Records:
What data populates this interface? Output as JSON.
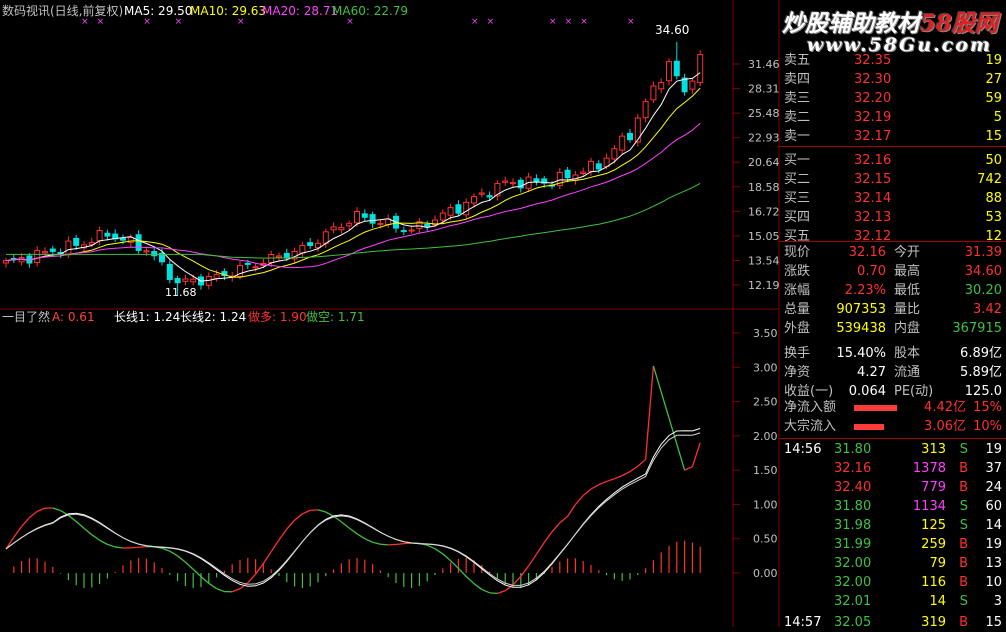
{
  "colors": {
    "up": "#ff3030",
    "down": "#00e0e0",
    "white": "#ffffff",
    "yellow": "#ffff00",
    "magenta": "#ff40ff",
    "green": "#40c040",
    "label": "#c0c0c0",
    "grid": "#800000",
    "red_panel": "#ff3c3c"
  },
  "watermark": {
    "line1_a": "炒股辅助教材",
    "line1_b": "58股网",
    "line2": "www.58Gu.com"
  },
  "main_chart": {
    "header": {
      "title": "数码视讯(日线,前复权)",
      "ma5": "MA5: 29.50",
      "ma10": "MA10: 29.63",
      "ma20": "MA20: 28.71",
      "ma60": "MA60: 22.79"
    },
    "price_ticks": [
      "31.46",
      "28.31",
      "25.48",
      "22.93",
      "20.64",
      "18.58",
      "16.72",
      "15.05",
      "13.54",
      "12.19"
    ],
    "high_label": "34.60",
    "low_label": "11.68"
  },
  "sub_chart": {
    "header": {
      "name": "一目了然",
      "a": "A: 0.61",
      "long1": "长线1: 1.24",
      "long2": "长线2: 1.24",
      "duo": "做多: 1.90",
      "kong": "做空: 1.71"
    },
    "ticks": [
      "3.50",
      "3.00",
      "2.50",
      "2.00",
      "1.50",
      "1.00",
      "0.50",
      "0.00"
    ]
  },
  "order_book": {
    "asks": [
      {
        "label": "卖五",
        "price": "32.35",
        "vol": "19"
      },
      {
        "label": "卖四",
        "price": "32.30",
        "vol": "27"
      },
      {
        "label": "卖三",
        "price": "32.20",
        "vol": "59"
      },
      {
        "label": "卖二",
        "price": "32.19",
        "vol": "5"
      },
      {
        "label": "卖一",
        "price": "32.17",
        "vol": "15"
      }
    ],
    "bids": [
      {
        "label": "买一",
        "price": "32.16",
        "vol": "50"
      },
      {
        "label": "买二",
        "price": "32.15",
        "vol": "742"
      },
      {
        "label": "买三",
        "price": "32.14",
        "vol": "88"
      },
      {
        "label": "买四",
        "price": "32.13",
        "vol": "53"
      },
      {
        "label": "买五",
        "price": "32.12",
        "vol": "12"
      }
    ]
  },
  "quote": {
    "rows": [
      {
        "l1": "现价",
        "v1": "32.16",
        "l2": "今开",
        "v2": "31.39"
      },
      {
        "l1": "涨跌",
        "v1": "0.70",
        "l2": "最高",
        "v2": "34.60"
      },
      {
        "l1": "涨幅",
        "v1": "2.23%",
        "l2": "最低",
        "v2": "30.20"
      },
      {
        "l1": "总量",
        "v1": "907353",
        "l2": "量比",
        "v2": "3.42"
      },
      {
        "l1": "外盘",
        "v1": "539438",
        "l2": "内盘",
        "v2": "367915"
      },
      {
        "l1": "换手",
        "v1": "15.40%",
        "l2": "股本",
        "v2": "6.89亿"
      },
      {
        "l1": "净资",
        "v1": "4.27",
        "l2": "流通",
        "v2": "5.89亿"
      },
      {
        "l1": "收益(一)",
        "v1": "0.064",
        "l2": "PE(动)",
        "v2": "125.0"
      }
    ],
    "flows": [
      {
        "label": "净流入额",
        "value": "4.42亿",
        "pct": "15%",
        "bar": 0.72
      },
      {
        "label": "大宗流入",
        "value": "3.06亿",
        "pct": "10%",
        "bar": 0.5
      }
    ]
  },
  "trades": [
    {
      "time": "14:56",
      "price": "31.80",
      "vol": "313",
      "bs": "S",
      "n": "19"
    },
    {
      "time": "",
      "price": "32.16",
      "vol": "1378",
      "bs": "B",
      "n": "37"
    },
    {
      "time": "",
      "price": "32.40",
      "vol": "779",
      "bs": "B",
      "n": "24"
    },
    {
      "time": "",
      "price": "31.80",
      "vol": "1134",
      "bs": "S",
      "n": "60"
    },
    {
      "time": "",
      "price": "31.98",
      "vol": "125",
      "bs": "S",
      "n": "14"
    },
    {
      "time": "",
      "price": "31.99",
      "vol": "259",
      "bs": "B",
      "n": "19"
    },
    {
      "time": "",
      "price": "32.00",
      "vol": "79",
      "bs": "B",
      "n": "13"
    },
    {
      "time": "",
      "price": "32.00",
      "vol": "116",
      "bs": "B",
      "n": "10"
    },
    {
      "time": "",
      "price": "32.01",
      "vol": "14",
      "bs": "S",
      "n": "3"
    },
    {
      "time": "14:57",
      "price": "32.05",
      "vol": "319",
      "bs": "B",
      "n": "15"
    }
  ]
}
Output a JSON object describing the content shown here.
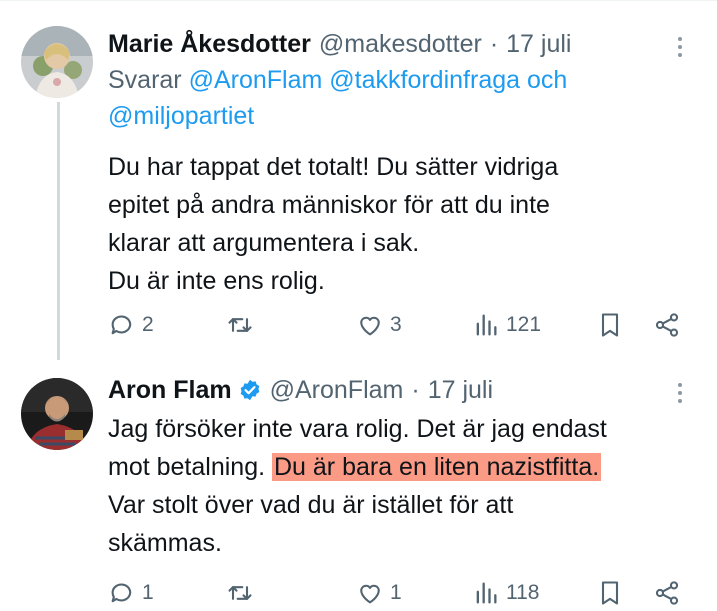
{
  "tweets": [
    {
      "name": "Marie Åkesdotter",
      "handle": "@makesdotter",
      "date": "17 juli",
      "verified": false,
      "reply_prefix": "Svarar",
      "reply_mentions": "@AronFlam @takkfordinfraga och",
      "reply_mentions_2": "@miljopartiet",
      "lines": [
        "Du har tappat det totalt! Du sätter vidriga",
        "epitet på andra människor för att du inte",
        "klarar att argumentera i sak.",
        "Du är inte ens rolig."
      ],
      "stats": {
        "replies": "2",
        "retweets": "",
        "likes": "3",
        "views": "121"
      }
    },
    {
      "name": "Aron Flam",
      "handle": "@AronFlam",
      "date": "17 juli",
      "verified": true,
      "line1": "Jag försöker inte vara rolig. Det är jag endast",
      "line2_plain": "mot betalning.",
      "line2_highlight": "Du är bara en liten nazistfitta.",
      "line3": "Var stolt över vad du är istället för att",
      "line4": "skämmas.",
      "highlight_color": "#fb9a85",
      "stats": {
        "replies": "1",
        "retweets": "",
        "likes": "1",
        "views": "118"
      }
    }
  ],
  "colors": {
    "text": "#0f1419",
    "secondary": "#536471",
    "link": "#1d9bf0",
    "verified": "#1d9bf0",
    "thread_line": "#cfd9de"
  },
  "icons": [
    "reply-icon",
    "retweet-icon",
    "like-icon",
    "views-icon",
    "bookmark-icon",
    "share-icon",
    "more-icon",
    "verified-badge-icon"
  ]
}
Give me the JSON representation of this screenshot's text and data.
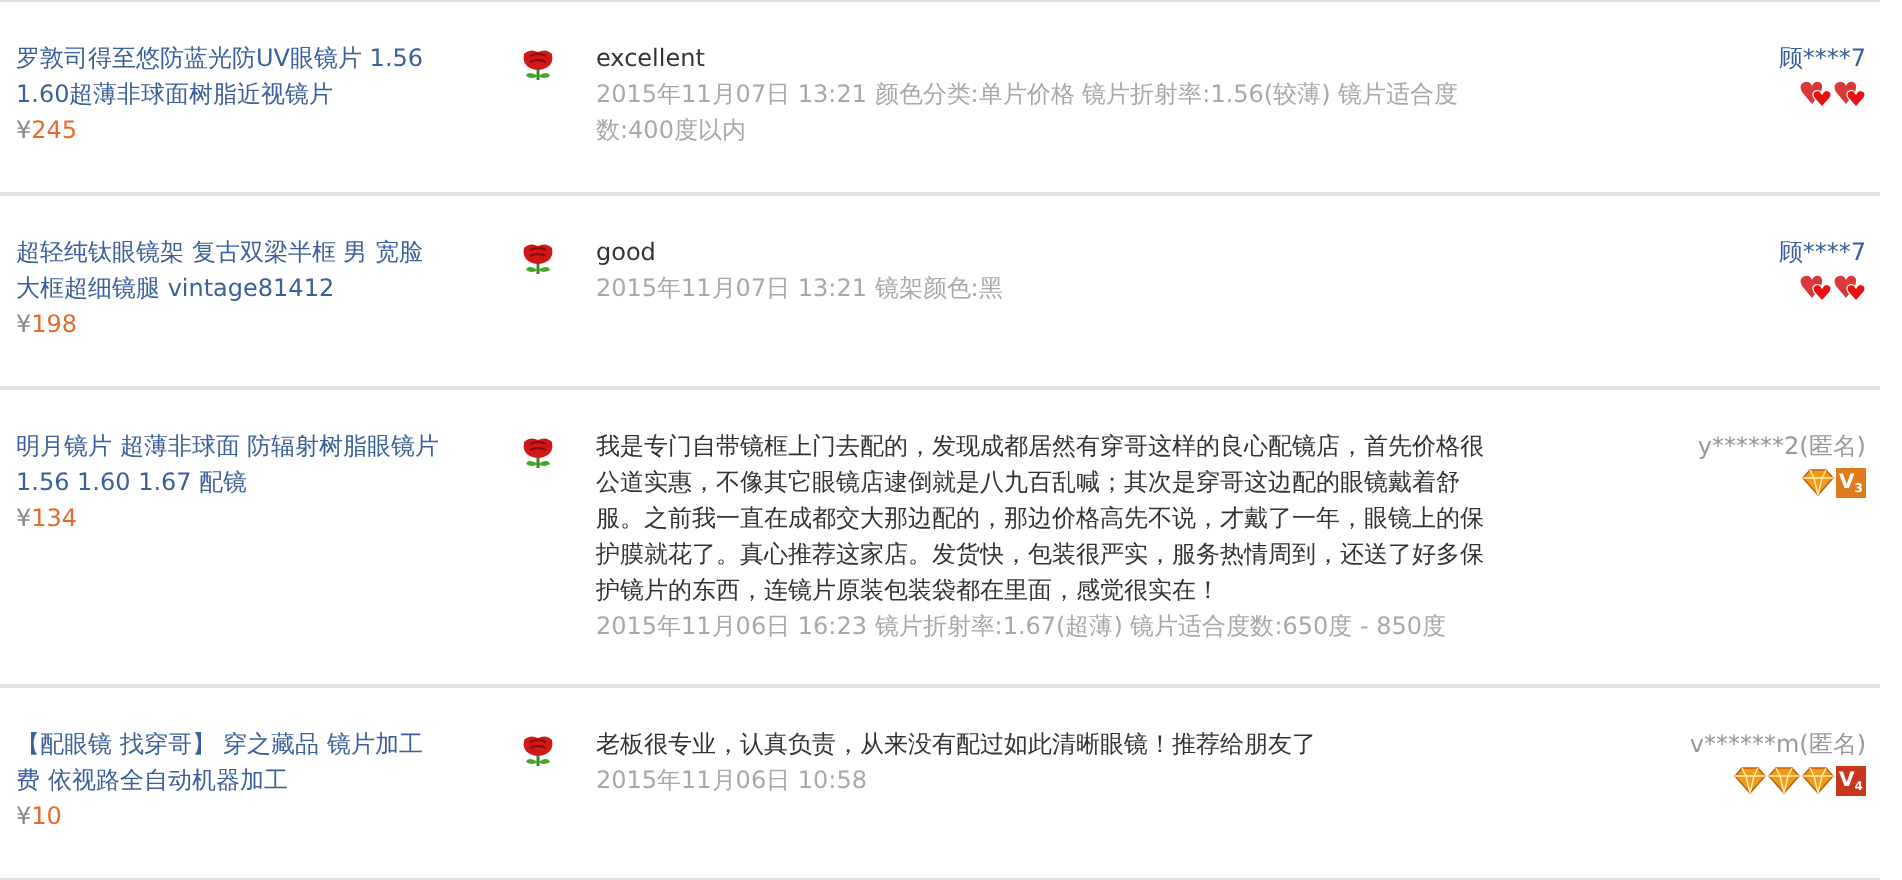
{
  "reviews": [
    {
      "product": {
        "title": "罗敦司得至悠防蓝光防UV眼镜片 1.56 1.60超薄非球面树脂近视镜片",
        "currency": "¥",
        "price": "245"
      },
      "comment": "excellent",
      "meta": "2015年11月07日 13:21 颜色分类:单片价格  镜片折射率:1.56(较薄) 镜片适合度数:400度以内",
      "user": {
        "name": "顾****7",
        "anonymous": false,
        "badges": [
          {
            "kind": "heart"
          },
          {
            "kind": "heart"
          }
        ]
      }
    },
    {
      "product": {
        "title": "超轻纯钛眼镜架 复古双梁半框 男 宽脸大框超细镜腿 vintage81412",
        "currency": "¥",
        "price": "198"
      },
      "comment": "good",
      "meta": "2015年11月07日 13:21 镜架颜色:黑",
      "user": {
        "name": "顾****7",
        "anonymous": false,
        "badges": [
          {
            "kind": "heart"
          },
          {
            "kind": "heart"
          }
        ]
      }
    },
    {
      "product": {
        "title": "明月镜片 超薄非球面 防辐射树脂眼镜片 1.56 1.60 1.67 配镜",
        "currency": "¥",
        "price": "134"
      },
      "comment": "我是专门自带镜框上门去配的，发现成都居然有穿哥这样的良心配镜店，首先价格很公道实惠，不像其它眼镜店逮倒就是八九百乱喊；其次是穿哥这边配的眼镜戴着舒服。之前我一直在成都交大那边配的，那边价格高先不说，才戴了一年，眼镜上的保护膜就花了。真心推荐这家店。发货快，包装很严实，服务热情周到，还送了好多保护镜片的东西，连镜片原装包装袋都在里面，感觉很实在！",
      "meta": "2015年11月06日 16:23 镜片折射率:1.67(超薄) 镜片适合度数:650度 - 850度",
      "user": {
        "name": "y******2(匿名)",
        "anonymous": true,
        "badges": [
          {
            "kind": "diamond"
          },
          {
            "kind": "vip",
            "text": "V$_{3}$"
          }
        ]
      }
    },
    {
      "product": {
        "title": "【配眼镜 找穿哥】 穿之藏品 镜片加工费 依视路全自动机器加工",
        "currency": "¥",
        "price": "10"
      },
      "comment": "老板很专业，认真负责，从来没有配过如此清晰眼镜！推荐给朋友了",
      "meta": "2015年11月06日 10:58",
      "user": {
        "name": "v******m(匿名)",
        "anonymous": true,
        "badges": [
          {
            "kind": "diamond"
          },
          {
            "kind": "diamond"
          },
          {
            "kind": "diamond"
          },
          {
            "kind": "vip",
            "text": "V$_{4}$"
          }
        ]
      }
    }
  ]
}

What the task requires: Show all lines from the data above in which the word "AronFlam" appears.

Exercise result:
      "reply_mentions": "@AronFlam @takkfordinfraga och",
      "handle": "@AronFlam",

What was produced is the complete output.